### [WHAT YOU HAVE TO DO]
Skip every image and restate the data word for word.

### [INPUT FOR THIS TASK]
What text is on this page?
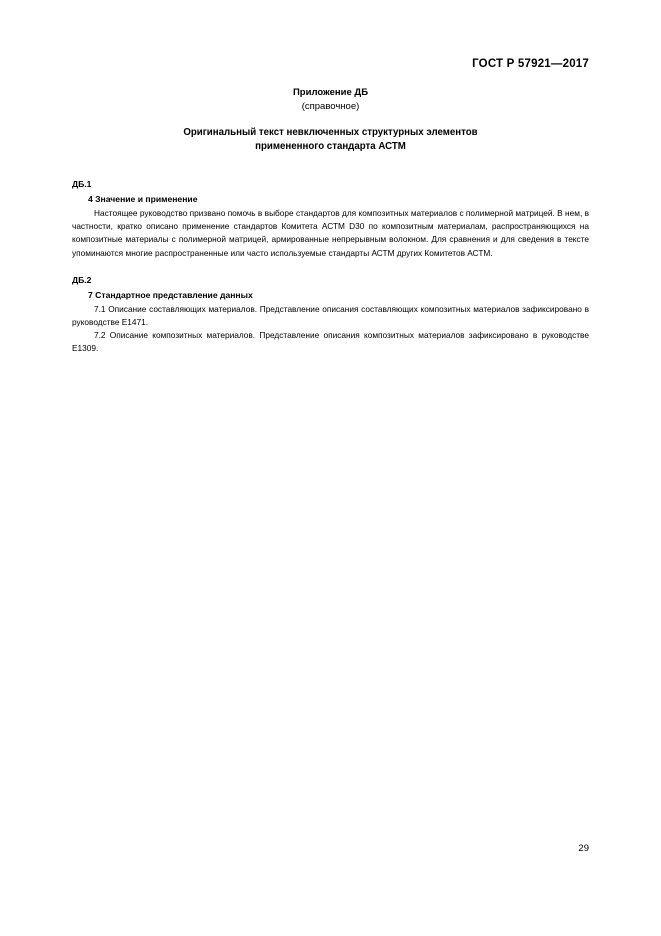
ГОСТ Р 57921—2017
Приложение ДБ
(справочное)
Оригинальный текст невключенных структурных элементов
примененного стандарта АСТМ
ДБ.1
4 Значение и применение

Настоящее руководство призвано помочь в выборе стандартов для композитных материалов с полимерной матрицей. В нем, в частности, кратко описано применение стандартов Комитета АСТМ D30 по композитным материалам, распространяющихся на композитные материалы с полимерной матрицей, армированные непрерывным волокном. Для сравнения и для сведения в тексте упоминаются многие распространенные или часто используемые стандарты АСТМ других Комитетов АСТМ.

ДБ.2
7 Стандартное представление данных

7.1 Описание составляющих материалов. Представление описания составляющих композитных материалов зафиксировано в руководстве Е1471.

7.2 Описание композитных материалов. Представление описания композитных материалов зафиксировано в руководстве Е1309.

29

### [EXERCISE RESULT]
What text is on this page?
ГОСТ Р 57921—2017
Приложение ДБ
(справочное)
Оригинальный текст невключенных структурных элементов
примененного стандарта АСТМ
ДБ.1
4 Значение и применение

Настоящее руководство призвано помочь в выборе стандартов для композитных материалов с полимерной матрицей. В нем, в частности, кратко описано применение стандартов Комитета АСТМ D30 по композитным материалам, распространяющихся на композитные материалы с полимерной матрицей, армированные непрерывным волокном. Для сравнения и для сведения в тексте упоминаются многие распространенные или часто используемые стандарты АСТМ других Комитетов АСТМ.

ДБ.2
7 Стандартное представление данных

7.1 Описание составляющих материалов. Представление описания составляющих композитных материалов зафиксировано в руководстве Е1471.

7.2 Описание композитных материалов. Представление описания композитных материалов зафиксировано в руководстве Е1309.

29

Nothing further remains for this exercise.